▸ **Problem**
The records should be written out in full, with nothing altered.

[Data listing]

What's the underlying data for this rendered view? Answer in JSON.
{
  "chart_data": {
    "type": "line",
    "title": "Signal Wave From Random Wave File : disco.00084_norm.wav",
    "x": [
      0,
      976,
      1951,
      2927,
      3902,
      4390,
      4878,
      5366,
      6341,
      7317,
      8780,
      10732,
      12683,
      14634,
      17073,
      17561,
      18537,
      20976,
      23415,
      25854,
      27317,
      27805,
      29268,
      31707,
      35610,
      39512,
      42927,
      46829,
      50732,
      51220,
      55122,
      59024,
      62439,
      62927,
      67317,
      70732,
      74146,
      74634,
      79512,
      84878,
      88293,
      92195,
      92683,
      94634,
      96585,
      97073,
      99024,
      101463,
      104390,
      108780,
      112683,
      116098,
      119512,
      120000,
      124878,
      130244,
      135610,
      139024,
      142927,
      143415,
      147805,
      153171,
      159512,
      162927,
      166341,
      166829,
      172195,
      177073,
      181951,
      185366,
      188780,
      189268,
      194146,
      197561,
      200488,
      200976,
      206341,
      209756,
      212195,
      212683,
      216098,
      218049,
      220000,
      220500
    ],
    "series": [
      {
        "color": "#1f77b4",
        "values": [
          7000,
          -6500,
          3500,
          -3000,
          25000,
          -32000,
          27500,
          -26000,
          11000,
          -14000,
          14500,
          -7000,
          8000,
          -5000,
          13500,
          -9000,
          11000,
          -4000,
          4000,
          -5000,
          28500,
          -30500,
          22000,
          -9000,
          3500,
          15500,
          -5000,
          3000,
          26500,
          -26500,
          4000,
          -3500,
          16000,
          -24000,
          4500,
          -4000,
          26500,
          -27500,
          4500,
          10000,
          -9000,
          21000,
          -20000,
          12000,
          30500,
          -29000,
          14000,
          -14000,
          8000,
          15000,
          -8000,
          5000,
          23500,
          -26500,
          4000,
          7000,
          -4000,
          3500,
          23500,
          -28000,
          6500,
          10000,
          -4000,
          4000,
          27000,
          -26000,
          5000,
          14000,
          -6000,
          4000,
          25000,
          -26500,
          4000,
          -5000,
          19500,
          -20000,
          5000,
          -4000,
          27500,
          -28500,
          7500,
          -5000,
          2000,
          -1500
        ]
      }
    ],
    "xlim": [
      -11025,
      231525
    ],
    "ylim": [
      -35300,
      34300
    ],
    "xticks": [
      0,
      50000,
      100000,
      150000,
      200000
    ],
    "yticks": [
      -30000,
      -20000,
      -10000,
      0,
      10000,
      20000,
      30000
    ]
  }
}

▸ **Result for this task**
What's the underlying data for this rendered view? Answer in JSON.
{
  "chart_data": {
    "type": "line",
    "title": "Signal Wave From Random Wave File : disco.00084_norm.wav",
    "x": [
      0,
      976,
      1951,
      2927,
      3902,
      4390,
      4878,
      5366,
      6341,
      7317,
      8780,
      10732,
      12683,
      14634,
      17073,
      17561,
      18537,
      20976,
      23415,
      25854,
      27317,
      27805,
      29268,
      31707,
      35610,
      39512,
      42927,
      46829,
      50732,
      51220,
      55122,
      59024,
      62439,
      62927,
      67317,
      70732,
      74146,
      74634,
      79512,
      84878,
      88293,
      92195,
      92683,
      94634,
      96585,
      97073,
      99024,
      101463,
      104390,
      108780,
      112683,
      116098,
      119512,
      120000,
      124878,
      130244,
      135610,
      139024,
      142927,
      143415,
      147805,
      153171,
      159512,
      162927,
      166341,
      166829,
      172195,
      177073,
      181951,
      185366,
      188780,
      189268,
      194146,
      197561,
      200488,
      200976,
      206341,
      209756,
      212195,
      212683,
      216098,
      218049,
      220000,
      220500
    ],
    "series": [
      {
        "color": "#1f77b4",
        "values": [
          7000,
          -6500,
          3500,
          -3000,
          25000,
          -32000,
          27500,
          -26000,
          11000,
          -14000,
          14500,
          -7000,
          8000,
          -5000,
          13500,
          -9000,
          11000,
          -4000,
          4000,
          -5000,
          28500,
          -30500,
          22000,
          -9000,
          3500,
          15500,
          -5000,
          3000,
          26500,
          -26500,
          4000,
          -3500,
          16000,
          -24000,
          4500,
          -4000,
          26500,
          -27500,
          4500,
          10000,
          -9000,
          21000,
          -20000,
          12000,
          30500,
          -29000,
          14000,
          -14000,
          8000,
          15000,
          -8000,
          5000,
          23500,
          -26500,
          4000,
          7000,
          -4000,
          3500,
          23500,
          -28000,
          6500,
          10000,
          -4000,
          4000,
          27000,
          -26000,
          5000,
          14000,
          -6000,
          4000,
          25000,
          -26500,
          4000,
          -5000,
          19500,
          -20000,
          5000,
          -4000,
          27500,
          -28500,
          7500,
          -5000,
          2000,
          -1500
        ]
      }
    ],
    "xlim": [
      -11025,
      231525
    ],
    "ylim": [
      -35300,
      34300
    ],
    "xticks": [
      0,
      50000,
      100000,
      150000,
      200000
    ],
    "yticks": [
      -30000,
      -20000,
      -10000,
      0,
      10000,
      20000,
      30000
    ]
  }
}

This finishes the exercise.